* start MATERIAL SUPPLIED *
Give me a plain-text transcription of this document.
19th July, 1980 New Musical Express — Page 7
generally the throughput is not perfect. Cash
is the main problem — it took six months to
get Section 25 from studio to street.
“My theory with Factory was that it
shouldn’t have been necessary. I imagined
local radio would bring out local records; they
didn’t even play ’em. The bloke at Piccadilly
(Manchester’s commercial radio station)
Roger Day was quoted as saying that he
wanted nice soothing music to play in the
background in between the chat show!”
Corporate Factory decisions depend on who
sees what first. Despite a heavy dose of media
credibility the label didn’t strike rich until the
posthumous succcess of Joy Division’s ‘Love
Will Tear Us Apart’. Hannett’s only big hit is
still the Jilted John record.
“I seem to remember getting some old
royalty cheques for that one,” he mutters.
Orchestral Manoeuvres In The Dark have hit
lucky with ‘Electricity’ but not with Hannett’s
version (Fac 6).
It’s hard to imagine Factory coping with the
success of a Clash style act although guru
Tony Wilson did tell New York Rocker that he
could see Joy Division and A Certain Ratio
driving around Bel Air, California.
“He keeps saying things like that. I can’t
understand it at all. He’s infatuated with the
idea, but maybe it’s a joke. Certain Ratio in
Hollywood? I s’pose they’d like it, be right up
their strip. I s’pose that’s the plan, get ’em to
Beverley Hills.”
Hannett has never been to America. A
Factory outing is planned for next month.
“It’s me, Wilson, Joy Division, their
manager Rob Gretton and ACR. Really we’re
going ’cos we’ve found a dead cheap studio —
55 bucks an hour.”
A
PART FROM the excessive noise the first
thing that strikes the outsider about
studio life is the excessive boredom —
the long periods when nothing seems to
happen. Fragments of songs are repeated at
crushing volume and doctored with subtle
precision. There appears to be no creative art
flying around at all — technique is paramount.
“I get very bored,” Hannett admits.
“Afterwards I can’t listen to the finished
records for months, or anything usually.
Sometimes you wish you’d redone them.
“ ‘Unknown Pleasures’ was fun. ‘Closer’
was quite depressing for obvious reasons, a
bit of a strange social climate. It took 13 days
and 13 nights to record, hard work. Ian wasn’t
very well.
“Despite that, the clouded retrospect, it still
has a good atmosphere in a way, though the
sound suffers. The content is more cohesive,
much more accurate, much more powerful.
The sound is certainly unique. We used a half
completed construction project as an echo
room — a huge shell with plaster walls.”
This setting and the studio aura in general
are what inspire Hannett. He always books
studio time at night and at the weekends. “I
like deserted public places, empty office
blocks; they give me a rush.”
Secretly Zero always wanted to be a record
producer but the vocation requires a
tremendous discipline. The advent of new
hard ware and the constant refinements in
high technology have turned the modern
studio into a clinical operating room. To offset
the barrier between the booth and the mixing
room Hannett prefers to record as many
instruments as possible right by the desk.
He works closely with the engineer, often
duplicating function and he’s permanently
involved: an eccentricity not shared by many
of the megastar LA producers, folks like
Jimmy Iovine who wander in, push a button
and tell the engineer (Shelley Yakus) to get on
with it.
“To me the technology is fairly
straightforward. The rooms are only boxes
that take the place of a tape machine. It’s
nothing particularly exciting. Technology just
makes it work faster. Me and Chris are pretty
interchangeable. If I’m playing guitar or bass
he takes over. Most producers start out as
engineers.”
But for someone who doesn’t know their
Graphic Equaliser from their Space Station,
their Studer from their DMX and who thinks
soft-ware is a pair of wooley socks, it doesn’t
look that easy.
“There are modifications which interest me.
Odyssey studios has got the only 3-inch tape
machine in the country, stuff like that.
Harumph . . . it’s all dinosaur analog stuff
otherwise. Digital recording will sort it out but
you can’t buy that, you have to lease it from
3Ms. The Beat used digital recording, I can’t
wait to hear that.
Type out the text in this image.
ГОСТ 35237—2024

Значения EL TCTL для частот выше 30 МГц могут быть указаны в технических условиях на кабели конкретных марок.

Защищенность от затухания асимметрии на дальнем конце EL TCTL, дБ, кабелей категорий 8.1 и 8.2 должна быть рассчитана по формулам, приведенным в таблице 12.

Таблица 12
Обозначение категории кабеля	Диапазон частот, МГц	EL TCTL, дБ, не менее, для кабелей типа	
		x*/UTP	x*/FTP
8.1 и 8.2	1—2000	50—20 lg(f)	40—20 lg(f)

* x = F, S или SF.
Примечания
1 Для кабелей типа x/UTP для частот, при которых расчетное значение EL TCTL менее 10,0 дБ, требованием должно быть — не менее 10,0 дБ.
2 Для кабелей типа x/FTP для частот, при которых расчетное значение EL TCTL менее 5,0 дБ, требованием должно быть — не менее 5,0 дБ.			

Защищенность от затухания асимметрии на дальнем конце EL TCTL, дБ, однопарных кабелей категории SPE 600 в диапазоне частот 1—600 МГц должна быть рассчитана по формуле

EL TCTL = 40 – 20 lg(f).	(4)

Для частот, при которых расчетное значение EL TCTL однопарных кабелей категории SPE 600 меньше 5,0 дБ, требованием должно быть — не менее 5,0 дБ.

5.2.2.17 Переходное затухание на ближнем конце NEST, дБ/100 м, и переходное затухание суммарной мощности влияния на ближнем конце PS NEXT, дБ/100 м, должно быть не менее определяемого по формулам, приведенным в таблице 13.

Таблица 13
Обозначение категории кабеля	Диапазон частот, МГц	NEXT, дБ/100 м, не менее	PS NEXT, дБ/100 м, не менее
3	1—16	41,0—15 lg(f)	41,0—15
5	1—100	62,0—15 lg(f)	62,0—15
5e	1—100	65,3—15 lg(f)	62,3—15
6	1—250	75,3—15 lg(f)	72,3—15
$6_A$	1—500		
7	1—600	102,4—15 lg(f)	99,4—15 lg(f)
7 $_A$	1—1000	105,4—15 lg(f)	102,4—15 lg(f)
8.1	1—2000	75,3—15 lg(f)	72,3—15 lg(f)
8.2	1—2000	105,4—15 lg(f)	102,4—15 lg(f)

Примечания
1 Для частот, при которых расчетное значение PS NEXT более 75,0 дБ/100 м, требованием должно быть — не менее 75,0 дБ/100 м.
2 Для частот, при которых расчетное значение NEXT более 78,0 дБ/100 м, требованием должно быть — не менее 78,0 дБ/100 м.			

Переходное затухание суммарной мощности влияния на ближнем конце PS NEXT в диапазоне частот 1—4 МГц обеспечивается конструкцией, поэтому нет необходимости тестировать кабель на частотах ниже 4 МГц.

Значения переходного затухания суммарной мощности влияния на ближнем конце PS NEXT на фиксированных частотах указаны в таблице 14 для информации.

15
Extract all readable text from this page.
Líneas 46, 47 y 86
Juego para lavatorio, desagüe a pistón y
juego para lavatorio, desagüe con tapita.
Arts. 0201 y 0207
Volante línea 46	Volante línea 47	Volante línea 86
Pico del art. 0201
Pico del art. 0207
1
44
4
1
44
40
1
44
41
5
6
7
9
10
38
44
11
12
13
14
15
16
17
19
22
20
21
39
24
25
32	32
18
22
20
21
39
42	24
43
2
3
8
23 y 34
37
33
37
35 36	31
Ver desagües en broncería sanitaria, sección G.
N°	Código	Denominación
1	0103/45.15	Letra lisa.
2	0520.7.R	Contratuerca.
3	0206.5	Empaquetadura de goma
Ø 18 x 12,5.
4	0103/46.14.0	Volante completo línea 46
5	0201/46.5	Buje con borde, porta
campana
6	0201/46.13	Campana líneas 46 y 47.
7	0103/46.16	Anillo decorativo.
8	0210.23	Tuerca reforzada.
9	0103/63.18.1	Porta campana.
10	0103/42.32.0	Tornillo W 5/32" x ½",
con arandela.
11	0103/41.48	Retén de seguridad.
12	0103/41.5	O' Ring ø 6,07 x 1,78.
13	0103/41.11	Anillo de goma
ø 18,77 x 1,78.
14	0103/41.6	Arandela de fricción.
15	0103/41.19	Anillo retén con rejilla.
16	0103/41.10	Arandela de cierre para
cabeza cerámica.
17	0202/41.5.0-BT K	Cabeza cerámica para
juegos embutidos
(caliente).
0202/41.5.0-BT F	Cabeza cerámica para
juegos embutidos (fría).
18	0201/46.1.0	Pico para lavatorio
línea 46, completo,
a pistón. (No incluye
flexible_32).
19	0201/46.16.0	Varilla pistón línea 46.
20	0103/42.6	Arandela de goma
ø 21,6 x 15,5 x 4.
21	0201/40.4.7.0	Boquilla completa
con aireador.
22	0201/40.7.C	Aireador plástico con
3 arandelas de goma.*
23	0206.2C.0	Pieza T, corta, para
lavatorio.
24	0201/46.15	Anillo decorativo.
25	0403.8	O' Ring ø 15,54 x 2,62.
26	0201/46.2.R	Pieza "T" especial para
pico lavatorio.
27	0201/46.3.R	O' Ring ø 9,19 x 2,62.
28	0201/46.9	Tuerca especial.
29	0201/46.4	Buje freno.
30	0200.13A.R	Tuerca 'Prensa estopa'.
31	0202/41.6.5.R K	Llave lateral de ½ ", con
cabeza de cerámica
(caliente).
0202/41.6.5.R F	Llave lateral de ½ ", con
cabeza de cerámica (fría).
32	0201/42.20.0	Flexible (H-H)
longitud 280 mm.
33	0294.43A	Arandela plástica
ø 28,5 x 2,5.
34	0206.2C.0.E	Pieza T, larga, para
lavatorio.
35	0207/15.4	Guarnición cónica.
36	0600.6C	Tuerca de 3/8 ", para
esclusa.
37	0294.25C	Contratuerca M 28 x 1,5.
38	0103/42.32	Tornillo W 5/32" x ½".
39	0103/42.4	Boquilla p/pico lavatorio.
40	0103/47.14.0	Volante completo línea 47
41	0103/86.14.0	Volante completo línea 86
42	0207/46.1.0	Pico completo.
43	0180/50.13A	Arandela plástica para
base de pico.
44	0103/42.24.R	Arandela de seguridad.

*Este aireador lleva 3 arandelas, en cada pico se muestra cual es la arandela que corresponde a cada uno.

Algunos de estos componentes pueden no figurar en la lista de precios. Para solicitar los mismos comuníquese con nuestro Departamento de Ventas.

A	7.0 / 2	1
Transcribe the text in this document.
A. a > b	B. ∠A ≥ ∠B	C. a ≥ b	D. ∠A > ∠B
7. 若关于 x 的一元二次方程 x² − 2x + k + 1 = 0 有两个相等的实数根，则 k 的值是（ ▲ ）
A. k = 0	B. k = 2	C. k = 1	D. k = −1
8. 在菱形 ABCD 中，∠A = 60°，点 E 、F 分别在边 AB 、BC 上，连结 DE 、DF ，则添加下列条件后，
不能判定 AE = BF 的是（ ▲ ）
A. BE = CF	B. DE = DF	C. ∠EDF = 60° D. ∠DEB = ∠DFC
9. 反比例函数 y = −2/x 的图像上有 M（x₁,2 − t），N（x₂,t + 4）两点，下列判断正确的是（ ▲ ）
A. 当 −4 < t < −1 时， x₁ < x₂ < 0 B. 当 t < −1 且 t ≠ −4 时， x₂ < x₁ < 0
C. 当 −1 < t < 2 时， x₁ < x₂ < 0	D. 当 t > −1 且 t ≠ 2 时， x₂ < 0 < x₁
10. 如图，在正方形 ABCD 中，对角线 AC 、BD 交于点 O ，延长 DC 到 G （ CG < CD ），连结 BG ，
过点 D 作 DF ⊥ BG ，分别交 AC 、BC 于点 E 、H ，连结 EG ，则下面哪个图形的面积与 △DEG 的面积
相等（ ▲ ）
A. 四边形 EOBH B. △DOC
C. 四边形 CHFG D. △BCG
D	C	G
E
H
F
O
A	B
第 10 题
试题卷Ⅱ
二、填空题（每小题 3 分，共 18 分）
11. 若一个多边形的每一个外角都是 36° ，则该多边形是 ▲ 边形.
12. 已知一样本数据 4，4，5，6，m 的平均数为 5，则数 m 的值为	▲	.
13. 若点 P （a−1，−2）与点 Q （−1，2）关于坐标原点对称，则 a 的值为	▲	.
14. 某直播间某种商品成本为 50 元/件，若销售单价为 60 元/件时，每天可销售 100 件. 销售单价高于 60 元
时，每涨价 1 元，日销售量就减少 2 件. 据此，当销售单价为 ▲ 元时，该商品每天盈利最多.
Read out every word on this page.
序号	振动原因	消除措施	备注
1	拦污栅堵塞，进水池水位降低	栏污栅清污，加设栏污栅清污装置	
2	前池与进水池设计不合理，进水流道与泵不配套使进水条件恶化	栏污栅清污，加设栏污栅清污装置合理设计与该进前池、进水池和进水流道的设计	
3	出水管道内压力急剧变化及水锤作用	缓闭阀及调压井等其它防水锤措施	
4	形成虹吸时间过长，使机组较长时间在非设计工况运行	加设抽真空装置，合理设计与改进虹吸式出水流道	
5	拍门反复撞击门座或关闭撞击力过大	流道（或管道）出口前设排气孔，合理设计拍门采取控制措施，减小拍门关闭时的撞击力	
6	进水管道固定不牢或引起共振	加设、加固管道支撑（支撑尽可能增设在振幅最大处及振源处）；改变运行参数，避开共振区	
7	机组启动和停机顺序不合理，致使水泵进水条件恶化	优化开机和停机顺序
* end MATERIAL SUPPLIED *
### WHAT THIS TASK INVOLVES
Provide only the number of lines in the entries that hold the word "used".

### THE OUTPUT
2